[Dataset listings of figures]

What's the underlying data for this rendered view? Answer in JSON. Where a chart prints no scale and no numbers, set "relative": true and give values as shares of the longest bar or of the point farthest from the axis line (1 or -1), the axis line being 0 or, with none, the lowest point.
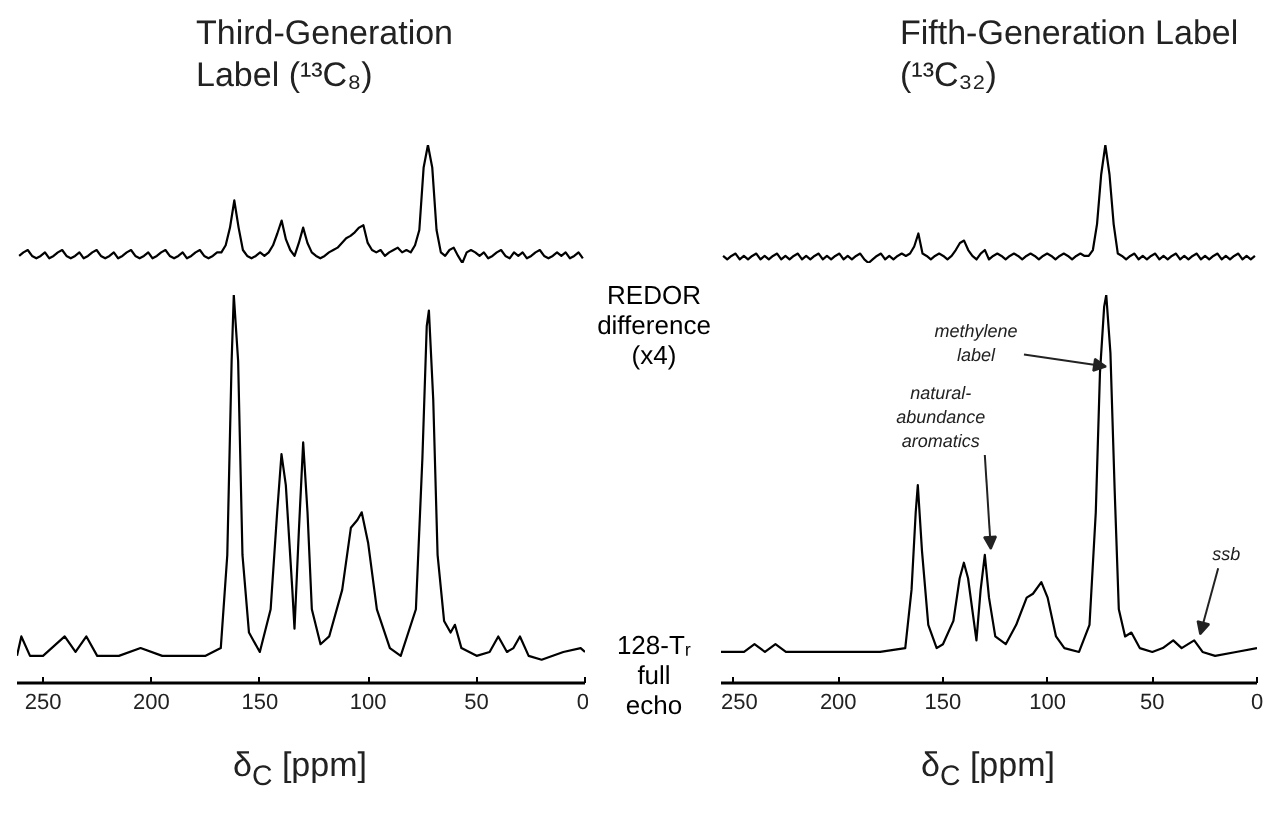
{
  "chart_data": [
    {
      "type": "line",
      "title": "Third-Generation Label (¹³C₈)",
      "relative": true,
      "tick_labels": false,
      "categories": [
        null,
        null,
        null,
        null,
        null,
        null,
        null,
        null,
        null,
        null,
        null,
        null,
        null,
        null,
        null,
        null,
        null,
        null,
        null,
        null,
        null,
        null,
        null,
        null,
        null,
        null,
        null,
        null,
        null,
        null,
        null,
        null,
        null,
        null,
        null,
        null,
        null,
        null,
        null,
        null,
        null,
        null,
        null,
        null,
        null,
        null,
        null,
        null,
        null,
        null,
        null,
        null,
        null,
        null,
        null,
        null,
        null,
        null,
        null,
        null,
        null,
        null,
        null,
        null,
        null,
        null,
        null,
        null,
        null,
        null,
        null,
        null,
        null,
        null,
        null,
        null,
        null,
        null,
        null,
        null,
        null,
        null,
        null,
        null,
        null,
        null,
        null,
        null,
        null,
        null,
        null,
        null,
        null,
        null,
        null,
        null,
        null,
        null,
        null,
        null,
        null,
        null,
        null,
        null,
        null,
        null,
        null,
        null,
        null,
        null,
        null,
        null,
        null,
        null,
        null,
        null,
        null,
        null,
        null,
        null,
        null,
        null,
        null,
        null,
        null,
        null,
        null,
        null,
        null,
        null,
        null,
        null
      ],
      "series": [
        {
          "name": "REDOR difference (x4)",
          "color": "#000000",
          "values": [
            0.06,
            0.09,
            0.11,
            0.06,
            0.04,
            0.06,
            0.09,
            0.04,
            0.06,
            0.09,
            0.11,
            0.06,
            0.04,
            0.06,
            0.09,
            0.04,
            0.06,
            0.09,
            0.11,
            0.06,
            0.04,
            0.06,
            0.09,
            0.04,
            0.06,
            0.09,
            0.11,
            0.06,
            0.04,
            0.06,
            0.09,
            0.04,
            0.06,
            0.09,
            0.11,
            0.06,
            0.04,
            0.06,
            0.09,
            0.04,
            0.06,
            0.09,
            0.11,
            0.06,
            0.04,
            0.06,
            0.09,
            0.09,
            0.15,
            0.3,
            0.53,
            0.3,
            0.11,
            0.06,
            0.04,
            0.06,
            0.09,
            0.06,
            0.09,
            0.15,
            0.25,
            0.36,
            0.2,
            0.11,
            0.06,
            0.17,
            0.3,
            0.17,
            0.09,
            0.06,
            0.04,
            0.06,
            0.09,
            0.11,
            0.13,
            0.17,
            0.21,
            0.23,
            0.26,
            0.3,
            0.32,
            0.17,
            0.11,
            0.09,
            0.11,
            0.06,
            0.09,
            0.11,
            0.13,
            0.09,
            0.11,
            0.09,
            0.15,
            0.28,
            0.81,
            1.0,
            0.81,
            0.28,
            0.09,
            0.06,
            0.11,
            0.13,
            0.06,
            0.0,
            0.09,
            0.11,
            0.09,
            0.06,
            0.09,
            0.04,
            0.06,
            0.09,
            0.11,
            0.06,
            0.04,
            0.09,
            0.06,
            0.09,
            0.04,
            0.06,
            0.09,
            0.11,
            0.06,
            0.04,
            0.06,
            0.09,
            0.06,
            0.09,
            0.04,
            0.06,
            0.09,
            0.04
          ]
        }
      ]
    },
    {
      "type": "line",
      "xlabel": "δ$_{C}$ [ppm]",
      "relative": true,
      "xlim": [
        262,
        0
      ],
      "xticks": [
        250,
        200,
        150,
        100,
        50,
        0
      ],
      "tick_labels": "x",
      "x": [
        262,
        260,
        256,
        250,
        240,
        235,
        230,
        225,
        215,
        205,
        195,
        175,
        168,
        165,
        163,
        162,
        160,
        158,
        155,
        150,
        145,
        142,
        140,
        138,
        135,
        134,
        132,
        130,
        128,
        126,
        122,
        118,
        112,
        108,
        105,
        103,
        100,
        96,
        90,
        85,
        78,
        75,
        73,
        72,
        70,
        68,
        65,
        62,
        60,
        57,
        50,
        44,
        40,
        36,
        33,
        30,
        26,
        20,
        10,
        2,
        0
      ],
      "series": [
        {
          "name": "128-Tᵣ full echo",
          "color": "#000000",
          "values": [
            0.07,
            0.12,
            0.07,
            0.07,
            0.12,
            0.08,
            0.12,
            0.07,
            0.07,
            0.09,
            0.07,
            0.07,
            0.09,
            0.33,
            0.83,
            1.0,
            0.83,
            0.33,
            0.13,
            0.08,
            0.19,
            0.44,
            0.59,
            0.51,
            0.24,
            0.14,
            0.39,
            0.62,
            0.44,
            0.19,
            0.1,
            0.12,
            0.24,
            0.4,
            0.42,
            0.44,
            0.36,
            0.19,
            0.09,
            0.07,
            0.19,
            0.58,
            0.92,
            0.96,
            0.73,
            0.33,
            0.16,
            0.13,
            0.15,
            0.09,
            0.07,
            0.08,
            0.12,
            0.08,
            0.09,
            0.12,
            0.07,
            0.06,
            0.08,
            0.09,
            0.08
          ]
        }
      ]
    },
    {
      "type": "line",
      "title": "Fifth-Generation Label (¹³C₃₂)",
      "relative": true,
      "tick_labels": false,
      "categories": [
        null,
        null,
        null,
        null,
        null,
        null,
        null,
        null,
        null,
        null,
        null,
        null,
        null,
        null,
        null,
        null,
        null,
        null,
        null,
        null,
        null,
        null,
        null,
        null,
        null,
        null,
        null,
        null,
        null,
        null,
        null,
        null,
        null,
        null,
        null,
        null,
        null,
        null,
        null,
        null,
        null,
        null,
        null,
        null,
        null,
        null,
        null,
        null,
        null,
        null,
        null,
        null,
        null,
        null,
        null,
        null,
        null,
        null,
        null,
        null,
        null,
        null,
        null,
        null,
        null,
        null,
        null,
        null,
        null,
        null,
        null,
        null,
        null,
        null,
        null,
        null,
        null,
        null,
        null,
        null,
        null,
        null,
        null,
        null,
        null,
        null,
        null,
        null,
        null,
        null,
        null,
        null,
        null,
        null,
        null,
        null,
        null,
        null,
        null,
        null,
        null,
        null,
        null,
        null,
        null,
        null,
        null,
        null,
        null,
        null,
        null,
        null,
        null,
        null,
        null,
        null,
        null,
        null,
        null,
        null,
        null,
        null,
        null,
        null,
        null,
        null,
        null,
        null,
        null
      ],
      "series": [
        {
          "color": "#000000",
          "values": [
            0.06,
            0.03,
            0.06,
            0.08,
            0.03,
            0.06,
            0.03,
            0.06,
            0.08,
            0.03,
            0.06,
            0.03,
            0.06,
            0.08,
            0.03,
            0.06,
            0.03,
            0.06,
            0.08,
            0.03,
            0.06,
            0.03,
            0.06,
            0.08,
            0.03,
            0.06,
            0.03,
            0.06,
            0.08,
            0.03,
            0.06,
            0.03,
            0.06,
            0.08,
            0.03,
            0.0,
            0.03,
            0.06,
            0.08,
            0.03,
            0.06,
            0.03,
            0.06,
            0.08,
            0.06,
            0.08,
            0.14,
            0.25,
            0.08,
            0.06,
            0.03,
            0.06,
            0.08,
            0.06,
            0.03,
            0.06,
            0.11,
            0.17,
            0.19,
            0.11,
            0.06,
            0.03,
            0.08,
            0.11,
            0.03,
            0.06,
            0.08,
            0.06,
            0.03,
            0.06,
            0.08,
            0.06,
            0.03,
            0.06,
            0.08,
            0.06,
            0.03,
            0.06,
            0.08,
            0.06,
            0.03,
            0.06,
            0.08,
            0.06,
            0.03,
            0.06,
            0.08,
            0.06,
            0.06,
            0.11,
            0.33,
            0.75,
            1.0,
            0.75,
            0.33,
            0.08,
            0.06,
            0.03,
            0.06,
            0.08,
            0.03,
            0.06,
            0.03,
            0.06,
            0.08,
            0.03,
            0.06,
            0.03,
            0.06,
            0.08,
            0.03,
            0.06,
            0.03,
            0.06,
            0.08,
            0.03,
            0.06,
            0.03,
            0.06,
            0.08,
            0.03,
            0.06,
            0.03,
            0.06,
            0.08,
            0.03,
            0.06,
            0.03,
            0.06
          ]
        }
      ]
    },
    {
      "type": "line",
      "xlabel": "δ$_{C}$ [ppm]",
      "relative": true,
      "xlim": [
        256,
        0
      ],
      "xticks": [
        250,
        200,
        150,
        100,
        50,
        0
      ],
      "tick_labels": "x",
      "x": [
        256,
        245,
        240,
        235,
        230,
        225,
        210,
        200,
        180,
        168,
        165,
        163,
        162,
        160,
        157,
        153,
        150,
        145,
        142,
        140,
        138,
        135,
        134,
        132,
        130,
        128,
        125,
        120,
        115,
        110,
        107,
        103,
        100,
        96,
        92,
        85,
        80,
        77,
        75,
        73,
        72,
        70,
        68,
        66,
        63,
        60,
        56,
        50,
        45,
        40,
        36,
        30,
        26,
        20,
        10,
        0
      ],
      "series": [
        {
          "color": "#000000",
          "values": [
            0.08,
            0.08,
            0.1,
            0.08,
            0.1,
            0.08,
            0.08,
            0.08,
            0.08,
            0.09,
            0.24,
            0.44,
            0.51,
            0.34,
            0.15,
            0.09,
            0.1,
            0.16,
            0.27,
            0.31,
            0.27,
            0.15,
            0.11,
            0.24,
            0.33,
            0.22,
            0.12,
            0.1,
            0.15,
            0.22,
            0.23,
            0.26,
            0.22,
            0.12,
            0.09,
            0.08,
            0.15,
            0.44,
            0.8,
            0.97,
            1.0,
            0.85,
            0.5,
            0.19,
            0.12,
            0.13,
            0.09,
            0.08,
            0.09,
            0.11,
            0.09,
            0.11,
            0.08,
            0.07,
            0.08,
            0.09
          ]
        }
      ],
      "annotations": [
        {
          "text": "methylene label",
          "x": 75,
          "y": 0.8
        },
        {
          "text": "natural-abundance aromatics",
          "x": 130,
          "y": 0.33
        },
        {
          "text": "ssb",
          "x": 30,
          "y": 0.11
        }
      ]
    }
  ]
}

_Given problem_: Write out every line of the listing that holds the word "name".

_Complete answer_:
          "name": "REDOR difference (x4)",
          "name": "128-Tᵣ full echo",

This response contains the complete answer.